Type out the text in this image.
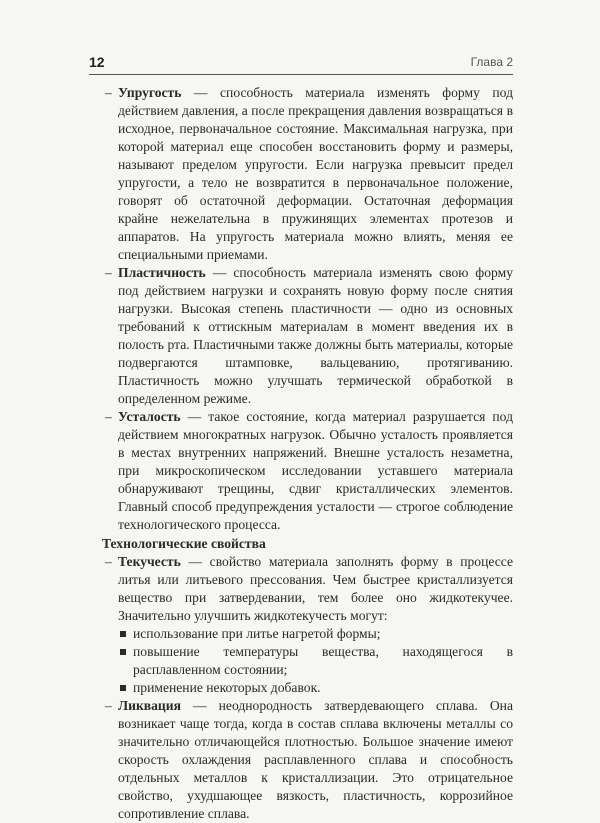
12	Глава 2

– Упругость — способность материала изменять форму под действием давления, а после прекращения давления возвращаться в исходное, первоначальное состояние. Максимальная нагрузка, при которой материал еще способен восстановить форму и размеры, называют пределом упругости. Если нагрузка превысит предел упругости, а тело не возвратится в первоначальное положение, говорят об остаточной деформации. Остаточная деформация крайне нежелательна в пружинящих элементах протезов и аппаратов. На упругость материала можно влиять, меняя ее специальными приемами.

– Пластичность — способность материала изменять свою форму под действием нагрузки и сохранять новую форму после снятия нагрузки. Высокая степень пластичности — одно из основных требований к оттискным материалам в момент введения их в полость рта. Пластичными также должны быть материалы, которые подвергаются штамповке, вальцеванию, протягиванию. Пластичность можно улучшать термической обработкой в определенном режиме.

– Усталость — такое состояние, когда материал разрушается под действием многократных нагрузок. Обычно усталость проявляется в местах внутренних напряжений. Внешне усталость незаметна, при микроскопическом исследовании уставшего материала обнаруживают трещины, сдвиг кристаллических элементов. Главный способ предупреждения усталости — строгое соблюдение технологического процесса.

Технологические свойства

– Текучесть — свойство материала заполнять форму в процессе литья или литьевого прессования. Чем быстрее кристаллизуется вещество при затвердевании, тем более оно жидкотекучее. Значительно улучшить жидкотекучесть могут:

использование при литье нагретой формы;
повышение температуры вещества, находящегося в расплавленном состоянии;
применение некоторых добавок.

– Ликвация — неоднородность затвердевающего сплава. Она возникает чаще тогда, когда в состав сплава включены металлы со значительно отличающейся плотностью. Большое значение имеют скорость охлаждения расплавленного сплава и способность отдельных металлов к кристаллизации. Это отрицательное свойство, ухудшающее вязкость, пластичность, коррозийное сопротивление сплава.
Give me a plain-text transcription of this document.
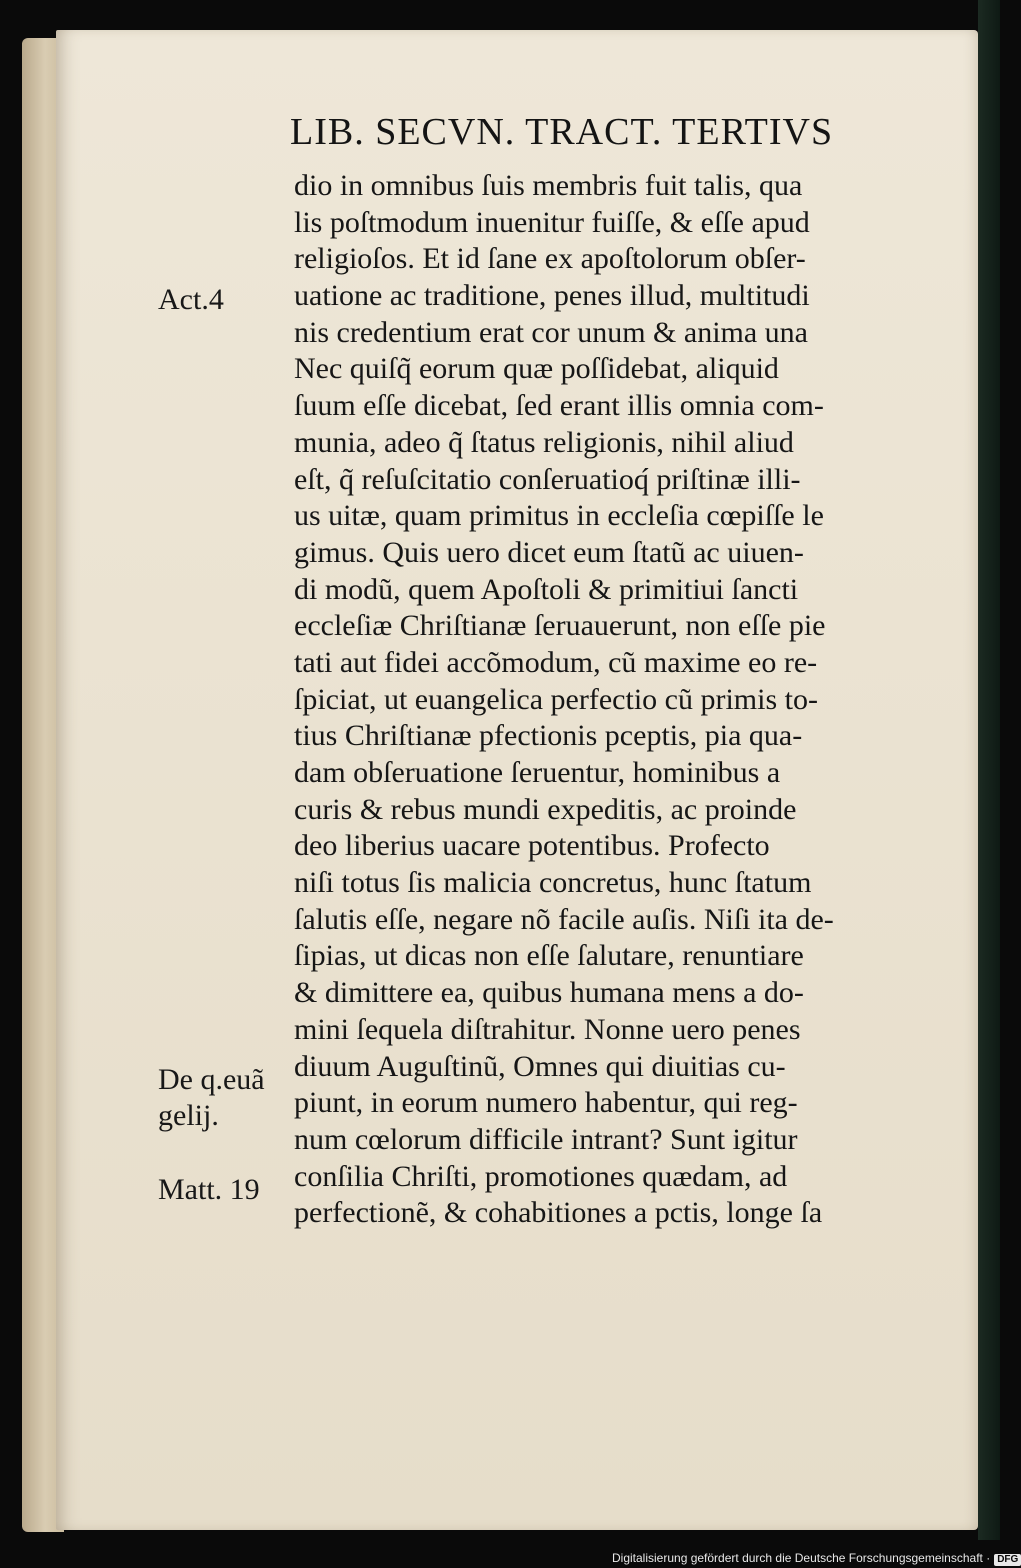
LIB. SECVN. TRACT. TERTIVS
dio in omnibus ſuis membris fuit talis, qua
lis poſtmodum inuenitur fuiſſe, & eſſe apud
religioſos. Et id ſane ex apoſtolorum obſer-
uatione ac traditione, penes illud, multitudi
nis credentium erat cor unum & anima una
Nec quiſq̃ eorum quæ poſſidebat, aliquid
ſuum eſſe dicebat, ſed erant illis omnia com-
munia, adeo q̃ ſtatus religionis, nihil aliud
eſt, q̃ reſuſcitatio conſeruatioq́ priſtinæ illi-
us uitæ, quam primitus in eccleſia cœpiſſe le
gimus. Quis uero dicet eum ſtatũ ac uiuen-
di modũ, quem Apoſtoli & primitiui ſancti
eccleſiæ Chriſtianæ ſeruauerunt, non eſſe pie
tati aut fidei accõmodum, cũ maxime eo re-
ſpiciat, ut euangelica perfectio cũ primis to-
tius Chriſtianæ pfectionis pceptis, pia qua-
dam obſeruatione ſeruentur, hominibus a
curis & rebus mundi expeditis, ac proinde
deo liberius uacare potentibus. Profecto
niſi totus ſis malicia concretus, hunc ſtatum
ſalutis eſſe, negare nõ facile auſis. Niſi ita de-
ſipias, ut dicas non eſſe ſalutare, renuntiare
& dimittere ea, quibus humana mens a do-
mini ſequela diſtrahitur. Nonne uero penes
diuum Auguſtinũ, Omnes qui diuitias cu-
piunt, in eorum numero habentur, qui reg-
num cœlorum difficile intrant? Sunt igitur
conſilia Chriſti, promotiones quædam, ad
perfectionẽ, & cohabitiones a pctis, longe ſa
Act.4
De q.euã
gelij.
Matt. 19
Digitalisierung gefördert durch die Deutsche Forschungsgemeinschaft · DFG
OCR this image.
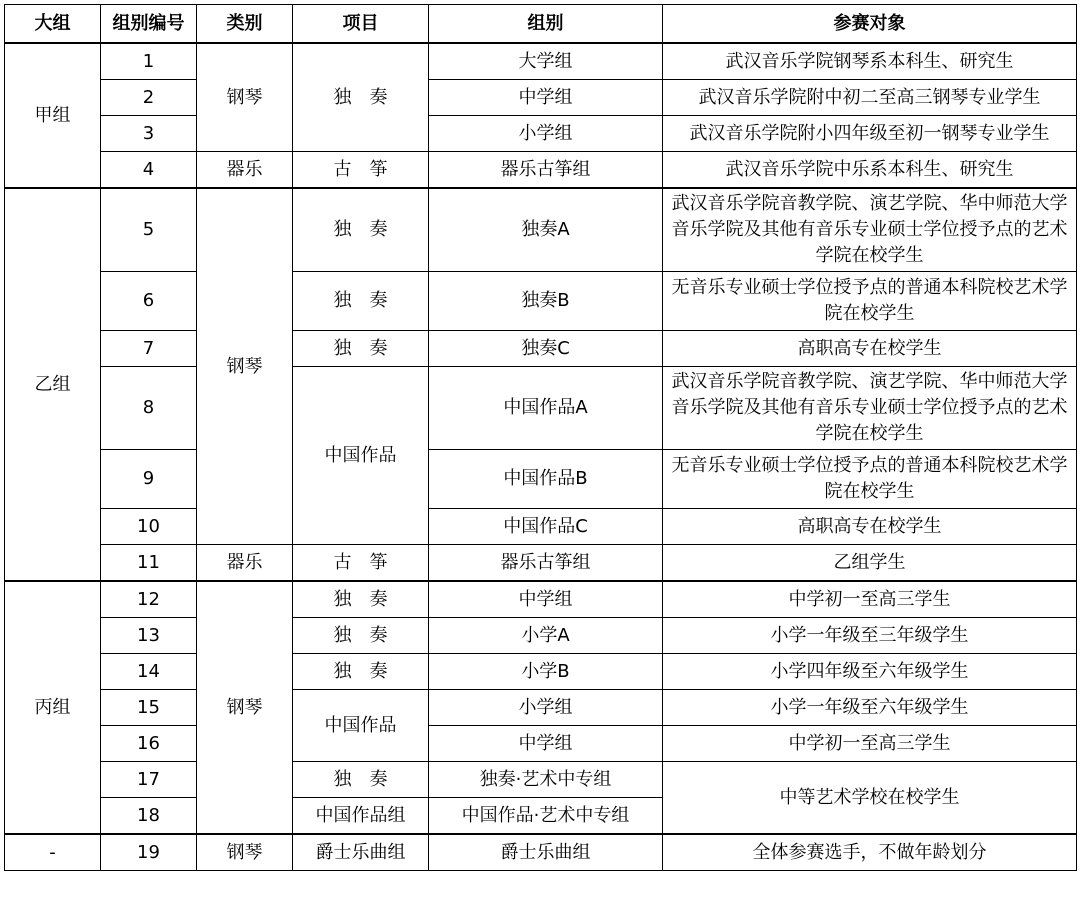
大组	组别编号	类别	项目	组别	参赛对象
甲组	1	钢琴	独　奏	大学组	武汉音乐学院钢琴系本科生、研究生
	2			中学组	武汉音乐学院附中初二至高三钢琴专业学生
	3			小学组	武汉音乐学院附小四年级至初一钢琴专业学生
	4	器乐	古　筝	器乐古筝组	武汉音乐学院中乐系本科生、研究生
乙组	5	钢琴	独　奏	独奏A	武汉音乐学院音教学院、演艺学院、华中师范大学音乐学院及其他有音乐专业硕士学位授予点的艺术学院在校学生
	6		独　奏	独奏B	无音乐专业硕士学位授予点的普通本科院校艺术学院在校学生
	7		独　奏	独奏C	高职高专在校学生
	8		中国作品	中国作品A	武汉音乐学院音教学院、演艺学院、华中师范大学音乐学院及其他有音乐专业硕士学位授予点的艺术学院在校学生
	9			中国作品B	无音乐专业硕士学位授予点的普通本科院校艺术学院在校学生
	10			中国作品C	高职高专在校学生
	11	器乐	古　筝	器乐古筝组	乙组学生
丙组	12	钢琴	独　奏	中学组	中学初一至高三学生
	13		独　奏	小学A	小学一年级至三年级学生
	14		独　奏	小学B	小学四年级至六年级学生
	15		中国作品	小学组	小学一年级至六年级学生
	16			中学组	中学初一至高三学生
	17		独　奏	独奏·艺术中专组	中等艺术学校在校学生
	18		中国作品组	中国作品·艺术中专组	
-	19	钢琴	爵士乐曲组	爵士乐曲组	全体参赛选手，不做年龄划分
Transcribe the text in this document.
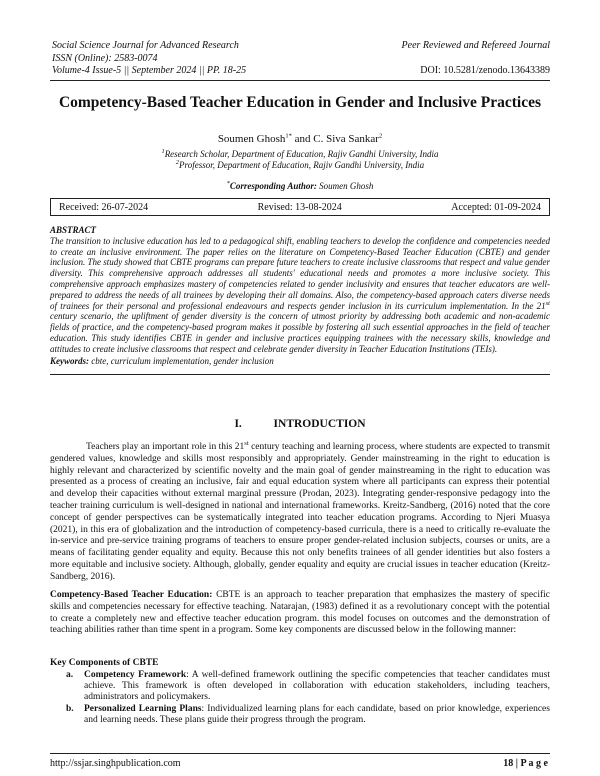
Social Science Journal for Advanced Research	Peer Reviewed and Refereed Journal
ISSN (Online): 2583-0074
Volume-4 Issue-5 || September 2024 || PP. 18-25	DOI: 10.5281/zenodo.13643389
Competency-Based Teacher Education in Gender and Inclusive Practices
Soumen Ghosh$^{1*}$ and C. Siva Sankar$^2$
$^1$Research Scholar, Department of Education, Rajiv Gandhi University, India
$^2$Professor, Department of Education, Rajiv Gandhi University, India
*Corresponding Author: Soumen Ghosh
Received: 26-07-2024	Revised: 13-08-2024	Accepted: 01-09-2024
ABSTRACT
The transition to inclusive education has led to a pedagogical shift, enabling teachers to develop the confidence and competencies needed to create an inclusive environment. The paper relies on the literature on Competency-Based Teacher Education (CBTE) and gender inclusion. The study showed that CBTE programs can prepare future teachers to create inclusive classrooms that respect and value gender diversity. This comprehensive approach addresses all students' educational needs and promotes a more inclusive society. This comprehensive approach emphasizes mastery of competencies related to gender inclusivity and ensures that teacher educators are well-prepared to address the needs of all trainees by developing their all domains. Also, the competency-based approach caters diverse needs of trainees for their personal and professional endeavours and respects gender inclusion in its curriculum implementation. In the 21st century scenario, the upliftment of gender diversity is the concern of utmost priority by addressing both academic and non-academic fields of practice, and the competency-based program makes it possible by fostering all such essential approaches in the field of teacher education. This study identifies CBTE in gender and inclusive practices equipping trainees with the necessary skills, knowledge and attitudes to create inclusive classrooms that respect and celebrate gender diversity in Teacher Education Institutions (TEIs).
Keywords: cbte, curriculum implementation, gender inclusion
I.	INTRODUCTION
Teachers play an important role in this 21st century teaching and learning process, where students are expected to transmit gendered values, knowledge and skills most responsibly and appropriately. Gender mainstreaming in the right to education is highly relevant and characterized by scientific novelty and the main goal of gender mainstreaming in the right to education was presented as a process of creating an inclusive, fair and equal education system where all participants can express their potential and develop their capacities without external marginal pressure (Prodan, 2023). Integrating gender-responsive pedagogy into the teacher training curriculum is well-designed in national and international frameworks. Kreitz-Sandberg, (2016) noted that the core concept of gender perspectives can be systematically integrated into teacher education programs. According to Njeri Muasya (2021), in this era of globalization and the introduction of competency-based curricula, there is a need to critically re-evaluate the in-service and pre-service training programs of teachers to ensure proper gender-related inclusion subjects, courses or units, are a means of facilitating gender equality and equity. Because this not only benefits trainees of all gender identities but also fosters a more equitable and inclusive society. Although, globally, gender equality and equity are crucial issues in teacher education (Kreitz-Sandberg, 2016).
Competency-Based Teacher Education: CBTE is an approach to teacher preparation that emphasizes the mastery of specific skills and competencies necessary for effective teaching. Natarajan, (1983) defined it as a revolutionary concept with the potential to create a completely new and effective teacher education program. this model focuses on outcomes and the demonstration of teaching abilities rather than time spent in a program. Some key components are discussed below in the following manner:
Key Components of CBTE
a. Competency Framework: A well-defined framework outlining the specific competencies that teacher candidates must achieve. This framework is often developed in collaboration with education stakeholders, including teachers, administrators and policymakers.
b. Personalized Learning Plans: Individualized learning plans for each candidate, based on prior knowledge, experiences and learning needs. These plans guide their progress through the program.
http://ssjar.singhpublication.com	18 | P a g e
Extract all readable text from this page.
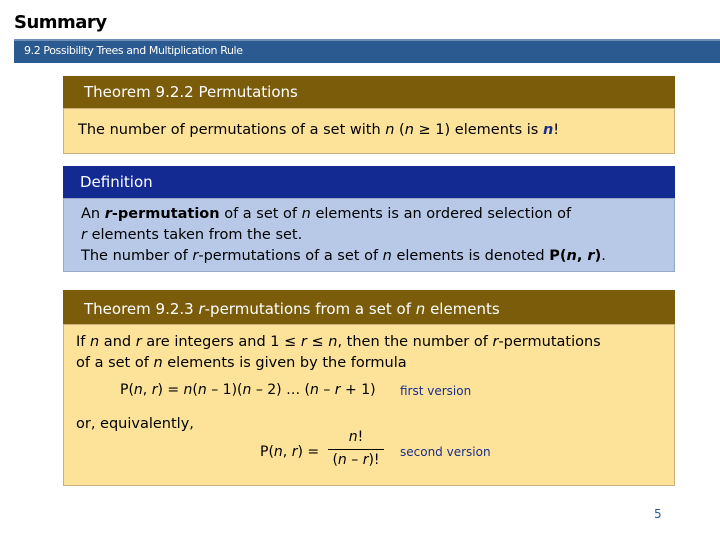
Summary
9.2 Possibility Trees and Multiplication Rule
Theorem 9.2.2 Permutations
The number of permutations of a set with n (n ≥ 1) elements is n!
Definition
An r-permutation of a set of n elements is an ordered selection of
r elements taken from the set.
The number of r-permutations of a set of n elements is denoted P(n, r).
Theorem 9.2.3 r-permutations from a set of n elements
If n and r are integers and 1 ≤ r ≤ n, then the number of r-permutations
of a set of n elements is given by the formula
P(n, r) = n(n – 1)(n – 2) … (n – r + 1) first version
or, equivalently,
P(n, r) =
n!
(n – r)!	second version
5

::::

**What the task asks**
Pull every line containing "действием" out of the records.

**Right answer**
– Упругость — способность материала изменять форму под действием давления, а после прекращения давления возвращаться в исходное, первоначальное состояние. Максимальная нагрузка, при которой материал еще способен восстановить форму и размеры, называют пределом упругости. Если нагрузка превысит предел упругости, а тело не возвратится в первоначальное положение, говорят об остаточной деформации. Остаточная деформация крайне нежелательна в пружинящих элементах протезов и аппаратов. На упругость материала можно влиять, меняя ее специальными приемами.
– Пластичность — способность материала изменять свою форму под действием нагрузки и сохранять новую форму после снятия нагрузки. Высокая степень пластичности — одно из основных требований к оттискным материалам в момент введения их в полость рта. Пластичными также должны быть материалы, которые подвергаются штамповке, вальцеванию, протягиванию. Пластичность можно улучшать термической обработкой в определенном режиме.
– Усталость — такое состояние, когда материал разрушается под действием многократных нагрузок. Обычно усталость проявляется в местах внутренних напряжений. Внешне усталость незаметна, при микроскопическом исследовании уставшего материала обнаруживают трещины, сдвиг кристаллических элементов. Главный способ предупреждения усталости — строгое соблюдение технологического процесса.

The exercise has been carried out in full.